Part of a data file
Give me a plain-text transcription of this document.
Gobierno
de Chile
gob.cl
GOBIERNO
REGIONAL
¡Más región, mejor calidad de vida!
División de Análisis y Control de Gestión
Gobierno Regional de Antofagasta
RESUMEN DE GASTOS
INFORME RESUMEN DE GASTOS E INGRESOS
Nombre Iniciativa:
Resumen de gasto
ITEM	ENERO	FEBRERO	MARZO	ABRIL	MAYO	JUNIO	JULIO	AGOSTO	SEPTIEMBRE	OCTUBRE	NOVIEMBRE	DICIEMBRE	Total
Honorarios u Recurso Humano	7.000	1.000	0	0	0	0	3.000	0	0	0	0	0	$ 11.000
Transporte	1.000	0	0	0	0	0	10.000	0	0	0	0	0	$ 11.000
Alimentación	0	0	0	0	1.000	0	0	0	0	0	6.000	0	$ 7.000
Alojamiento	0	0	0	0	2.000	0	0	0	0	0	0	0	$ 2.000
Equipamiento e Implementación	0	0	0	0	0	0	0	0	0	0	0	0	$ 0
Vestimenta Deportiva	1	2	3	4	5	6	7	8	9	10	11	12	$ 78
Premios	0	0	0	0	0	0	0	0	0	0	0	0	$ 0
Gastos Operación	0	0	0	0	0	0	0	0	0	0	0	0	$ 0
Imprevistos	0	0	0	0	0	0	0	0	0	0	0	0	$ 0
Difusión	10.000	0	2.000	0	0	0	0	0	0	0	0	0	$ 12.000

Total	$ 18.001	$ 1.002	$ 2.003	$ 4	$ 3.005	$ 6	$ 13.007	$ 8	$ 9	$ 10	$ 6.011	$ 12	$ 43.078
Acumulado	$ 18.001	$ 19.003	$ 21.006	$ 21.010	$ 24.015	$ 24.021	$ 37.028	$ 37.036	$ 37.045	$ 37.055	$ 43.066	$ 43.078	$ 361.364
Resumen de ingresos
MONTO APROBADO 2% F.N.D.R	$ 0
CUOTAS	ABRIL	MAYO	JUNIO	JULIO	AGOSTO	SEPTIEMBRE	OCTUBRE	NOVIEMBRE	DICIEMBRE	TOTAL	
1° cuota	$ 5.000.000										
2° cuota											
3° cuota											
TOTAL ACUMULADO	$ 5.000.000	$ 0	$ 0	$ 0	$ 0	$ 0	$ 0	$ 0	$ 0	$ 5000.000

---

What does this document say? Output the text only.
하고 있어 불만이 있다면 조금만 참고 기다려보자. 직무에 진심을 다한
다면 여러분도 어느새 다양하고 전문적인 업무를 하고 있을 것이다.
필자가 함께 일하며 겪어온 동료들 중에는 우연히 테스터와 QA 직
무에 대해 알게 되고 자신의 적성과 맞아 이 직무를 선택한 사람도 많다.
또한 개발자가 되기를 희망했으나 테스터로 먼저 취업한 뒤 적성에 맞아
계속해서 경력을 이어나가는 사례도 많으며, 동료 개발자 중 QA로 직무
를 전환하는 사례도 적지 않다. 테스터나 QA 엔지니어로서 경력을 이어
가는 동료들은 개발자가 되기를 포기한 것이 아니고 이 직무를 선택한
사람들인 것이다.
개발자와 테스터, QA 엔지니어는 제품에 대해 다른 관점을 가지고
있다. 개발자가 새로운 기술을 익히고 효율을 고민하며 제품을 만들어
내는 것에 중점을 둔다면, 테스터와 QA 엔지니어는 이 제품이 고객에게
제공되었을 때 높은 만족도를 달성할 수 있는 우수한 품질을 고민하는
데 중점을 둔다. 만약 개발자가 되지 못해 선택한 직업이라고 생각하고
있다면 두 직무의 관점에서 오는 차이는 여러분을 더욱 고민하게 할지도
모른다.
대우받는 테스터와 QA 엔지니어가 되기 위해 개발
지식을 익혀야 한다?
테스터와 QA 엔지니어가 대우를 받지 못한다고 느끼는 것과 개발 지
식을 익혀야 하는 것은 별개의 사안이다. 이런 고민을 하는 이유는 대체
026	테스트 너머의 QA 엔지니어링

WORK INSTRUCTIONS
Scan the material above. Copy each line where "document" occurs.

ANSWER TO THIS EXERCISE
Give me a plain-text transcription of this document.
What does this document say? Output the text only.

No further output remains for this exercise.